> REQUIRED TASKS
**A)** Answer these questions from the abstract, one answer per line, marked the same way:
(i) Where and at what point were the achenes collected?
(ii) Which genera had nondormant achenes?
(iii) What germination response pattern did Verbesina achenes show during dormancy break?
**B)** Decide whether each statement agrees with the abstract. Answer yes or no and quote the words that decide it.
(i) Cold stratification increased the percentage of Brickellia achenes germinating at 15/6 and 20/10°C.
(ii) Helianthus achenes were nondormant at maturity.
(iii) Cold stratification increased the maximum thermoperiod for germination of Viguiera achenes to 35/20°C.
**C)** Rewrite the paragraph of the abstract beginning "Achenes of Aster ericoides" in shorter form, keeping its main facts.

> EXCERPTED TEXT
Role of Temperature in Dormancy Break and/or Germination of Autumn‐maturing Achenes of Eight Perennial Asteraceae from Texas, U.S.A.

Abstract Achenes of Aster ericoides, Baccharis neglecta, Brickellia dentata, Eupatorium havavense, Gymnosperma glutinosum, Helianthus maximilianii, Verbesina virginica and Viguiera dentata were collected at maturity in autumn in southcentral Texas and tested for germination over a range of thermoperiods (15/6, 20/10, 25/15, 30/15 and 35/20°C)simulating those in the habitat from September to May. Achenes of Aster, Baccharis, Brickellia, Eupatorium and Gymnosperma were nondormant, thus cold stratification did not change the range of thermoperiods over which they germinated. However, cold stratification increased the percentage of Brickellia achenes germinating at 15/6 and 20/10°C. Achenes of Helianthus, Verbesina and Viguiera were conditionally dormant at maturity, and cold stratification decreased the minimum thermoperiod for germination of Helianthus, Verbesina and Viguiera achenes to 15/6°C and increased the maximum thermoperiod for germination of Verbesina achenes to 35/20°C.Thus, achenes of Helianthus and Viguiera exhibited a type 2 germination response pattern during dormancy break and those of Verbesina a type 3. Germination percentages of Helianthus, Verbesina and Viguiera achenes increased during 6–8 wk of incubation at 20/10 and 15/60°C, which simulate habitat temperatures from November to February. Therefore, winter field temperatures are favorable for dormancy loss as well as for germination. If the soil is too dry for germination of conditionally‐dormant achenes in autumn, a reduction of the minimum temperature for germination during winter would allow them to germinate in midto late winter, several months before the onset of the high temperature and drought conditions of early summer.

> EXERCISE DATA
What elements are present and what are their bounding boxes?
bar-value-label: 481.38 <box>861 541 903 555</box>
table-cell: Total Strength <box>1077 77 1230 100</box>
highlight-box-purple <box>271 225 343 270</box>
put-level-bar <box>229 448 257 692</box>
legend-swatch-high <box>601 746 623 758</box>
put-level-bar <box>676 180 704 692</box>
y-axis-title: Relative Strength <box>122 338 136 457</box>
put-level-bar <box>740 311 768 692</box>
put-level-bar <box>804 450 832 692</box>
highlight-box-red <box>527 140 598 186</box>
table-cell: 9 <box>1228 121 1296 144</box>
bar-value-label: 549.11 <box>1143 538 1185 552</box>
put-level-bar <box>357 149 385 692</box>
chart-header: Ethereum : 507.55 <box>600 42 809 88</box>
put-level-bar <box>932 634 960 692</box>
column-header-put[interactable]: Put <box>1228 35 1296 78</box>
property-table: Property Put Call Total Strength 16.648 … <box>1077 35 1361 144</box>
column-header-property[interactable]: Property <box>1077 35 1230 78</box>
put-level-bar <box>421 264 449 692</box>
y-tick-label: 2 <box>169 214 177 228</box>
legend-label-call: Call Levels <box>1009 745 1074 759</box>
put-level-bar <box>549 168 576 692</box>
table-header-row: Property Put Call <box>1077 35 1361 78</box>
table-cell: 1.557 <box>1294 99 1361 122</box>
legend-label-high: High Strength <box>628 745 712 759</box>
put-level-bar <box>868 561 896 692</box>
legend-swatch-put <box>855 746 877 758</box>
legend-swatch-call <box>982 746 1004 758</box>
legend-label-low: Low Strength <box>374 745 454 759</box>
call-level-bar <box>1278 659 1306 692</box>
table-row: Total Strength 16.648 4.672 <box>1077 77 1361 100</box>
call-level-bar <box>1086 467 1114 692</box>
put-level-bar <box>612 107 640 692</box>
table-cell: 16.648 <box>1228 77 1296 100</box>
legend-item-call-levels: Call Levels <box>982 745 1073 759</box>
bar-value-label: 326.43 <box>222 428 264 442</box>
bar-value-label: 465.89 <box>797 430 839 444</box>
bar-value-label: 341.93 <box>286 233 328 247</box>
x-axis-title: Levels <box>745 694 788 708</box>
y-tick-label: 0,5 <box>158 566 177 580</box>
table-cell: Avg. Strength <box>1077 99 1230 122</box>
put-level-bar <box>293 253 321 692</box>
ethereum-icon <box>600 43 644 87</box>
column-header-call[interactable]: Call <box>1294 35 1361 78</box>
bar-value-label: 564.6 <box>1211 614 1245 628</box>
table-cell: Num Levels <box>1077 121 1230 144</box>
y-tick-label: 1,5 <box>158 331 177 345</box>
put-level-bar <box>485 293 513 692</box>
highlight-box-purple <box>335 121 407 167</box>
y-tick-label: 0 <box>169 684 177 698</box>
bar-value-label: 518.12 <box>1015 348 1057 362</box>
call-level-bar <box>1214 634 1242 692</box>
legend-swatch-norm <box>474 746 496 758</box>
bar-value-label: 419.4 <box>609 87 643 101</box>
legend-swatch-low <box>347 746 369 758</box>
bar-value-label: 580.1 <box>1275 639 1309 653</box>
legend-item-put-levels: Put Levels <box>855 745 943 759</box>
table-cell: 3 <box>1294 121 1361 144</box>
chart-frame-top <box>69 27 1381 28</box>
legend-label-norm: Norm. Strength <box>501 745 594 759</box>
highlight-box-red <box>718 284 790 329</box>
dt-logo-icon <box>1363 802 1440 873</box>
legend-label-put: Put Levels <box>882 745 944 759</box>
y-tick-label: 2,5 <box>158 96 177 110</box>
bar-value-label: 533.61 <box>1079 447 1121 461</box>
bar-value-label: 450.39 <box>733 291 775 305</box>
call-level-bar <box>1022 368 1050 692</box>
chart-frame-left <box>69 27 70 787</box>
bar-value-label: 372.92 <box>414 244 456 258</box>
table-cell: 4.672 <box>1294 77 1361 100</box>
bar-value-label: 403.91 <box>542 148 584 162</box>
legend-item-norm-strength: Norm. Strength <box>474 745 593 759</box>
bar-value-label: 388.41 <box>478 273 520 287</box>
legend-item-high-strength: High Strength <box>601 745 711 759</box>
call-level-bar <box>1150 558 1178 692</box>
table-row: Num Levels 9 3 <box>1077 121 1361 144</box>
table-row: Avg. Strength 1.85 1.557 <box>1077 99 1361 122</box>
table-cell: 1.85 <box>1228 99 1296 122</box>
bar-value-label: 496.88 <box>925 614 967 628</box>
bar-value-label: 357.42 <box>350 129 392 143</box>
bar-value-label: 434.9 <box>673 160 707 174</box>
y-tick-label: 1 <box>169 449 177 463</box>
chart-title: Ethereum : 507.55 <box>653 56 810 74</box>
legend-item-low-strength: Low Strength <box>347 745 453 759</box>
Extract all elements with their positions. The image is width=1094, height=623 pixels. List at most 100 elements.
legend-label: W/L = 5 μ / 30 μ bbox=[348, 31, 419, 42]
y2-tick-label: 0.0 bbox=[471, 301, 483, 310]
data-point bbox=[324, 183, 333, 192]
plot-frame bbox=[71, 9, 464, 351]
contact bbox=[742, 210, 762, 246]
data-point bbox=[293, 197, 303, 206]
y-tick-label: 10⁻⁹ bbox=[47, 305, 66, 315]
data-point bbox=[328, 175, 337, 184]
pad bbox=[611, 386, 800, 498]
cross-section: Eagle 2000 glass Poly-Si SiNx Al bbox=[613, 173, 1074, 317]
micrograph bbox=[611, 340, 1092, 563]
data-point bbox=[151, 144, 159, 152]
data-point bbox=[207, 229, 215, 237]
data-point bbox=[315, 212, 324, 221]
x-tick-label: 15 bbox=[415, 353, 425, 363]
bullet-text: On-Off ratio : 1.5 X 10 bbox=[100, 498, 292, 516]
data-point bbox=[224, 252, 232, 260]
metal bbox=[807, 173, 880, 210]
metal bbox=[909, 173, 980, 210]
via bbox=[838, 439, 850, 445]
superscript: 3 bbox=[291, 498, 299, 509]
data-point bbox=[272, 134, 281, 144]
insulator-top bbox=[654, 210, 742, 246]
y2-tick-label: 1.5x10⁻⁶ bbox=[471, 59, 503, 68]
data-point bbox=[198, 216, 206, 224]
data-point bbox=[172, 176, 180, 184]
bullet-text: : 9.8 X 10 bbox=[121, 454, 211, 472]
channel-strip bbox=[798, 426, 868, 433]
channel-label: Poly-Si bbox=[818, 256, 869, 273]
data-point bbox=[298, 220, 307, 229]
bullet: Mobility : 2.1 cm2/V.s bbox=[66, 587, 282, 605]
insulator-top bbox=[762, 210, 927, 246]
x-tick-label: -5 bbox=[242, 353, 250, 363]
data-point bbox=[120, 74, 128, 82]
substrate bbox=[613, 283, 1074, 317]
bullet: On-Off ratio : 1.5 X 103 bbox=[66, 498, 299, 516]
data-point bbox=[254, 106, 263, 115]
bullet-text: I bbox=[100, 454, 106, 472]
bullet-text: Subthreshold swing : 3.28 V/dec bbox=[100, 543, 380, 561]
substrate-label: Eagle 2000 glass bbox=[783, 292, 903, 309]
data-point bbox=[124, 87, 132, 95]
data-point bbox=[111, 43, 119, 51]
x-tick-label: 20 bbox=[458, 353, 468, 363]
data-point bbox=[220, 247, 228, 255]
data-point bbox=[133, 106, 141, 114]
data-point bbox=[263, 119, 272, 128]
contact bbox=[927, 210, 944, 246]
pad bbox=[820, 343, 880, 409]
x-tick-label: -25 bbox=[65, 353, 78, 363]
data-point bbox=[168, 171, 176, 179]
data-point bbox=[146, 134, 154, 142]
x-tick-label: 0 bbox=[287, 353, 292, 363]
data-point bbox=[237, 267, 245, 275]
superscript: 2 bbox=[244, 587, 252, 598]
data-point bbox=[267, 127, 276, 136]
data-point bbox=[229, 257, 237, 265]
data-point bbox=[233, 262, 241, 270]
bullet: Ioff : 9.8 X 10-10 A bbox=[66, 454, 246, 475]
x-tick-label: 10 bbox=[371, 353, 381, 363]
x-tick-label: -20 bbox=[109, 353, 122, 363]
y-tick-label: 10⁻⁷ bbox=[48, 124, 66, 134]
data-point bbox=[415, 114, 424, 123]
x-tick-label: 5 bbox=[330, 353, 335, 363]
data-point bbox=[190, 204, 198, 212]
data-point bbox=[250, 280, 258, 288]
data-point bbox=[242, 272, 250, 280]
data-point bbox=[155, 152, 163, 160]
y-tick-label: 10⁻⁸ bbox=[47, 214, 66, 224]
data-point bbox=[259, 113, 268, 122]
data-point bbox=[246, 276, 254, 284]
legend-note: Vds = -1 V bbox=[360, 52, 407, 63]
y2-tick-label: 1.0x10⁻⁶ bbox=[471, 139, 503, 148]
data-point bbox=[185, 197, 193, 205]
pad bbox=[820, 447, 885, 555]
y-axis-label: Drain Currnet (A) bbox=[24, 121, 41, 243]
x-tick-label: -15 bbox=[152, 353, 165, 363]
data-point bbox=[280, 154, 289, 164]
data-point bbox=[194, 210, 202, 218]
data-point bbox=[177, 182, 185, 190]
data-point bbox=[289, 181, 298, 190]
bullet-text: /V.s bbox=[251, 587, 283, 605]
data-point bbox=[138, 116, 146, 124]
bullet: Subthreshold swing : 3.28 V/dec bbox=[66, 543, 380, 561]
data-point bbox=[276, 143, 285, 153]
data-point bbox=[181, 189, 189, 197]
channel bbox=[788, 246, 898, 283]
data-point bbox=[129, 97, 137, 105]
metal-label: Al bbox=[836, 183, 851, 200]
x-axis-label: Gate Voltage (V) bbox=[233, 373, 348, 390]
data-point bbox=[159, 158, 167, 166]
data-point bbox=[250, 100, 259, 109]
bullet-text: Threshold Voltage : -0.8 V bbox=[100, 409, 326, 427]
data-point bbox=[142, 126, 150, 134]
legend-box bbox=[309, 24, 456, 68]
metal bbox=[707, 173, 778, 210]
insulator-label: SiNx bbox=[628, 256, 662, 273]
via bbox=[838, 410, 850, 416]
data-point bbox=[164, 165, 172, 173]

> ANSWER SECTION
**A)**
(i) They were collected at maturity in autumn in southcentral Texas.
(ii) Aster, Baccharis, Brickellia, Eupatorium and Gymnosperma.
(iii) A type 3 pattern.

**B)**
(i) Yes: "cold stratification increased the percentage of Brickellia achenes germinating at 15/6 and 20/10°C"
(ii) No: "Achenes of Helianthus, Verbesina and Viguiera were conditionally dormant at maturity"
(iii) No: "increased the maximum thermoperiod for germination of Verbesina achenes to 35/20°C"

**C)** Achenes of eight perennial Asteraceae were collected at maturity in autumn in southcentral Texas. They were tested for germination at thermoperiods from 15/6 to 35/20°C, which simulate habitat temperatures from September to May. Achenes of Aster, Baccharis, Brickellia, Eupatorium and Gymnosperma were nondormant. Cold stratification did not change the range of thermoperiods over which they germinated, though it raised Brickellia germination at 15/6 and 20/10°C. Achenes of Helianthus, Verbesina and Viguiera were conditionally dormant. Cold stratification lowered their minimum thermoperiod for germination to 15/6°C and raised the maximum for Verbesina to 35/20°C. This gave a type 2 pattern for Helianthus and Viguiera and a type 3 pattern for Verbesina. Their germination rose over 6–8 wk at temperatures simulating November to February, so winter field temperatures favor both dormancy loss and germination. If autumn soil is too dry, the lower minimum temperature would let these achenes germinate in mid to late winter, months before the heat and drought of early summer.